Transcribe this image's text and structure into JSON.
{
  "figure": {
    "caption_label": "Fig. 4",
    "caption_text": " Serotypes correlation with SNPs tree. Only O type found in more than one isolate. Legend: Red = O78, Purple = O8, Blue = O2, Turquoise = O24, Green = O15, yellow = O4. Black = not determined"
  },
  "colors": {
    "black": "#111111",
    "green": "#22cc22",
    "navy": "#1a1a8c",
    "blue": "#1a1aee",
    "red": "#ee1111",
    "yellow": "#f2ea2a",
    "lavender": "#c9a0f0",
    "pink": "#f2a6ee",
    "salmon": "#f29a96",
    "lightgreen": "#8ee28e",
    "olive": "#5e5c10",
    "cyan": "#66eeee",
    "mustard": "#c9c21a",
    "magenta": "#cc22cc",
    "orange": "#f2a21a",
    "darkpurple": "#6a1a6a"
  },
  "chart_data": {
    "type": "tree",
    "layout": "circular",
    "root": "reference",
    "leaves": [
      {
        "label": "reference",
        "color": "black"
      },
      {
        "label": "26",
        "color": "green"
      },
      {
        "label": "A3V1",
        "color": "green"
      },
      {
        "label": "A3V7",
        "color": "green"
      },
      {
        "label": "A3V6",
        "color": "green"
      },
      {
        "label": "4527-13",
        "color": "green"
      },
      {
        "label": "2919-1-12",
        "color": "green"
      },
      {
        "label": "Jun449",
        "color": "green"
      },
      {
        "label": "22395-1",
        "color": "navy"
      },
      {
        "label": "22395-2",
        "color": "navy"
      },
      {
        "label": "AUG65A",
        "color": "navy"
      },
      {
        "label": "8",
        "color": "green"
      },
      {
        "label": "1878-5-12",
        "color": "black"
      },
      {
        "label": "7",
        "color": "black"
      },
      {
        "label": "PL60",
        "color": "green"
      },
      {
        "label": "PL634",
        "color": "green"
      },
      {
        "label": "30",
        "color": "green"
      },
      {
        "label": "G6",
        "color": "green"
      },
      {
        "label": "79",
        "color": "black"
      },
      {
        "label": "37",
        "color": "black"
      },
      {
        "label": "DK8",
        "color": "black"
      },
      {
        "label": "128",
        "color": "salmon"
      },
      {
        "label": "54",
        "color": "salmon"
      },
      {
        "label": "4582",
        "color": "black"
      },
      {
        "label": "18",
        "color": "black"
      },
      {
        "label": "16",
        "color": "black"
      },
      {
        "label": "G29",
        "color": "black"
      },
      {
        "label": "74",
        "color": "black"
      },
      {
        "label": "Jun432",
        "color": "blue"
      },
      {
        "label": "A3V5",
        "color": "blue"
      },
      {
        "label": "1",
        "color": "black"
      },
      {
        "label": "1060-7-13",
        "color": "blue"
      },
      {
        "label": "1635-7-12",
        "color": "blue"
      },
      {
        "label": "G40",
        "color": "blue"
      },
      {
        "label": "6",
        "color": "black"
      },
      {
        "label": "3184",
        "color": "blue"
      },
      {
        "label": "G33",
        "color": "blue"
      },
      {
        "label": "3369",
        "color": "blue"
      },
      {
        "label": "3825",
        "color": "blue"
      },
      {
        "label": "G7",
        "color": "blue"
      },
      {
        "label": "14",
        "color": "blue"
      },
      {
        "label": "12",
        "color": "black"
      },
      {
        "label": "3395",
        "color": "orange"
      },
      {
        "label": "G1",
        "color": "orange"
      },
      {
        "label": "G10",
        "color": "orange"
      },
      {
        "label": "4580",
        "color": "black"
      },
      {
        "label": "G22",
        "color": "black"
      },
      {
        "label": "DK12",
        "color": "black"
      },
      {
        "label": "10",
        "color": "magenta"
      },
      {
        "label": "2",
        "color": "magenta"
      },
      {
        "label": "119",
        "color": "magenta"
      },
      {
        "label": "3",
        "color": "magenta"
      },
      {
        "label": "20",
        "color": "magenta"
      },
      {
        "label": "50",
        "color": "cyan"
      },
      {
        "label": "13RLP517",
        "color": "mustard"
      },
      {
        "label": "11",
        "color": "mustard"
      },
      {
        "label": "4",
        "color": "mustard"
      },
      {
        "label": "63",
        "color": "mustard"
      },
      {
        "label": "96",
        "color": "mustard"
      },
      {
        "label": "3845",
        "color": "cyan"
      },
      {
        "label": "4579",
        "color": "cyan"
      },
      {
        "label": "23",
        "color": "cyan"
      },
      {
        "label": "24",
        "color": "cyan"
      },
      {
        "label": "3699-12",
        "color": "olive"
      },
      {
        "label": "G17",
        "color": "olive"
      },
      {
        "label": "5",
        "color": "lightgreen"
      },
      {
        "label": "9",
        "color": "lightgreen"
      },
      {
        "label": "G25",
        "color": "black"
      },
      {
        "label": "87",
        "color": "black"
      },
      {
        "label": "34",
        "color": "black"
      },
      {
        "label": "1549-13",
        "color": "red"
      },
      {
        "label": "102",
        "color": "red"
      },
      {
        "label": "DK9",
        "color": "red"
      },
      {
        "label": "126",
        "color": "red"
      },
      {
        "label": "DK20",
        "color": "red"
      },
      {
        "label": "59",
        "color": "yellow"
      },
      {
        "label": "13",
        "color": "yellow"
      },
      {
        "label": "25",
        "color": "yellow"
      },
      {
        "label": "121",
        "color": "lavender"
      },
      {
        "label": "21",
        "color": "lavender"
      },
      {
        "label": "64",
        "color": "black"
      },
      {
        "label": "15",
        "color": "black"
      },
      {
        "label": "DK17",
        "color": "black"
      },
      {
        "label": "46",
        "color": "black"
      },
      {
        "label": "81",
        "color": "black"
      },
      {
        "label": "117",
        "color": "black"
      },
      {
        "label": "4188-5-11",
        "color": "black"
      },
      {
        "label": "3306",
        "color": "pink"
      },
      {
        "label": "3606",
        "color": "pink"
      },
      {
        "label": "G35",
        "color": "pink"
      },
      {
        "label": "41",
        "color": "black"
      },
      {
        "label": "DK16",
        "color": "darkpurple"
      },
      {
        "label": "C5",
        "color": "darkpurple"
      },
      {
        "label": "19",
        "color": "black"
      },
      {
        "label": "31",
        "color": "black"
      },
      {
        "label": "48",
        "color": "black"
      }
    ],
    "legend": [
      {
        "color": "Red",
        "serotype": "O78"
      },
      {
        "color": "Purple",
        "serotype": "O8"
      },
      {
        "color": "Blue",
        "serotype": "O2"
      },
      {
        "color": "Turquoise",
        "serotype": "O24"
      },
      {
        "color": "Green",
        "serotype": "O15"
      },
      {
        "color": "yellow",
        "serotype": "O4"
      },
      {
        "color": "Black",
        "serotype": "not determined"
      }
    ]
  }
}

______________________________

- [WORK TO COMPLETE]: What do the records say? Quote them all exactly.

- [EXERCISE RESULT]:
Transcribe this image's text and structure into JSON.
{
  "figure": {
    "caption_label": "Fig. 4",
    "caption_text": " Serotypes correlation with SNPs tree. Only O type found in more than one isolate. Legend: Red = O78, Purple = O8, Blue = O2, Turquoise = O24, Green = O15, yellow = O4. Black = not determined"
  },
  "colors": {
    "black": "#111111",
    "green": "#22cc22",
    "navy": "#1a1a8c",
    "blue": "#1a1aee",
    "red": "#ee1111",
    "yellow": "#f2ea2a",
    "lavender": "#c9a0f0",
    "pink": "#f2a6ee",
    "salmon": "#f29a96",
    "lightgreen": "#8ee28e",
    "olive": "#5e5c10",
    "cyan": "#66eeee",
    "mustard": "#c9c21a",
    "magenta": "#cc22cc",
    "orange": "#f2a21a",
    "darkpurple": "#6a1a6a"
  },
  "chart_data": {
    "type": "tree",
    "layout": "circular",
    "root": "reference",
    "leaves": [
      {
        "label": "reference",
        "color": "black"
      },
      {
        "label": "26",
        "color": "green"
      },
      {
        "label": "A3V1",
        "color": "green"
      },
      {
        "label": "A3V7",
        "color": "green"
      },
      {
        "label": "A3V6",
        "color": "green"
      },
      {
        "label": "4527-13",
        "color": "green"
      },
      {
        "label": "2919-1-12",
        "color": "green"
      },
      {
        "label": "Jun449",
        "color": "green"
      },
      {
        "label": "22395-1",
        "color": "navy"
      },
      {
        "label": "22395-2",
        "color": "navy"
      },
      {
        "label": "AUG65A",
        "color": "navy"
      },
      {
        "label": "8",
        "color": "green"
      },
      {
        "label": "1878-5-12",
        "color": "black"
      },
      {
        "label": "7",
        "color": "black"
      },
      {
        "label": "PL60",
        "color": "green"
      },
      {
        "label": "PL634",
        "color": "green"
      },
      {
        "label": "30",
        "color": "green"
      },
      {
        "label": "G6",
        "color": "green"
      },
      {
        "label": "79",
        "color": "black"
      },
      {
        "label": "37",
        "color": "black"
      },
      {
        "label": "DK8",
        "color": "black"
      },
      {
        "label": "128",
        "color": "salmon"
      },
      {
        "label": "54",
        "color": "salmon"
      },
      {
        "label": "4582",
        "color": "black"
      },
      {
        "label": "18",
        "color": "black"
      },
      {
        "label": "16",
        "color": "black"
      },
      {
        "label": "G29",
        "color": "black"
      },
      {
        "label": "74",
        "color": "black"
      },
      {
        "label": "Jun432",
        "color": "blue"
      },
      {
        "label": "A3V5",
        "color": "blue"
      },
      {
        "label": "1",
        "color": "black"
      },
      {
        "label": "1060-7-13",
        "color": "blue"
      },
      {
        "label": "1635-7-12",
        "color": "blue"
      },
      {
        "label": "G40",
        "color": "blue"
      },
      {
        "label": "6",
        "color": "black"
      },
      {
        "label": "3184",
        "color": "blue"
      },
      {
        "label": "G33",
        "color": "blue"
      },
      {
        "label": "3369",
        "color": "blue"
      },
      {
        "label": "3825",
        "color": "blue"
      },
      {
        "label": "G7",
        "color": "blue"
      },
      {
        "label": "14",
        "color": "blue"
      },
      {
        "label": "12",
        "color": "black"
      },
      {
        "label": "3395",
        "color": "orange"
      },
      {
        "label": "G1",
        "color": "orange"
      },
      {
        "label": "G10",
        "color": "orange"
      },
      {
        "label": "4580",
        "color": "black"
      },
      {
        "label": "G22",
        "color": "black"
      },
      {
        "label": "DK12",
        "color": "black"
      },
      {
        "label": "10",
        "color": "magenta"
      },
      {
        "label": "2",
        "color": "magenta"
      },
      {
        "label": "119",
        "color": "magenta"
      },
      {
        "label": "3",
        "color": "magenta"
      },
      {
        "label": "20",
        "color": "magenta"
      },
      {
        "label": "50",
        "color": "cyan"
      },
      {
        "label": "13RLP517",
        "color": "mustard"
      },
      {
        "label": "11",
        "color": "mustard"
      },
      {
        "label": "4",
        "color": "mustard"
      },
      {
        "label": "63",
        "color": "mustard"
      },
      {
        "label": "96",
        "color": "mustard"
      },
      {
        "label": "3845",
        "color": "cyan"
      },
      {
        "label": "4579",
        "color": "cyan"
      },
      {
        "label": "23",
        "color": "cyan"
      },
      {
        "label": "24",
        "color": "cyan"
      },
      {
        "label": "3699-12",
        "color": "olive"
      },
      {
        "label": "G17",
        "color": "olive"
      },
      {
        "label": "5",
        "color": "lightgreen"
      },
      {
        "label": "9",
        "color": "lightgreen"
      },
      {
        "label": "G25",
        "color": "black"
      },
      {
        "label": "87",
        "color": "black"
      },
      {
        "label": "34",
        "color": "black"
      },
      {
        "label": "1549-13",
        "color": "red"
      },
      {
        "label": "102",
        "color": "red"
      },
      {
        "label": "DK9",
        "color": "red"
      },
      {
        "label": "126",
        "color": "red"
      },
      {
        "label": "DK20",
        "color": "red"
      },
      {
        "label": "59",
        "color": "yellow"
      },
      {
        "label": "13",
        "color": "yellow"
      },
      {
        "label": "25",
        "color": "yellow"
      },
      {
        "label": "121",
        "color": "lavender"
      },
      {
        "label": "21",
        "color": "lavender"
      },
      {
        "label": "64",
        "color": "black"
      },
      {
        "label": "15",
        "color": "black"
      },
      {
        "label": "DK17",
        "color": "black"
      },
      {
        "label": "46",
        "color": "black"
      },
      {
        "label": "81",
        "color": "black"
      },
      {
        "label": "117",
        "color": "black"
      },
      {
        "label": "4188-5-11",
        "color": "black"
      },
      {
        "label": "3306",
        "color": "pink"
      },
      {
        "label": "3606",
        "color": "pink"
      },
      {
        "label": "G35",
        "color": "pink"
      },
      {
        "label": "41",
        "color": "black"
      },
      {
        "label": "DK16",
        "color": "darkpurple"
      },
      {
        "label": "C5",
        "color": "darkpurple"
      },
      {
        "label": "19",
        "color": "black"
      },
      {
        "label": "31",
        "color": "black"
      },
      {
        "label": "48",
        "color": "black"
      }
    ],
    "legend": [
      {
        "color": "Red",
        "serotype": "O78"
      },
      {
        "color": "Purple",
        "serotype": "O8"
      },
      {
        "color": "Blue",
        "serotype": "O2"
      },
      {
        "color": "Turquoise",
        "serotype": "O24"
      },
      {
        "color": "Green",
        "serotype": "O15"
      },
      {
        "color": "yellow",
        "serotype": "O4"
      },
      {
        "color": "Black",
        "serotype": "not determined"
      }
    ]
  }
}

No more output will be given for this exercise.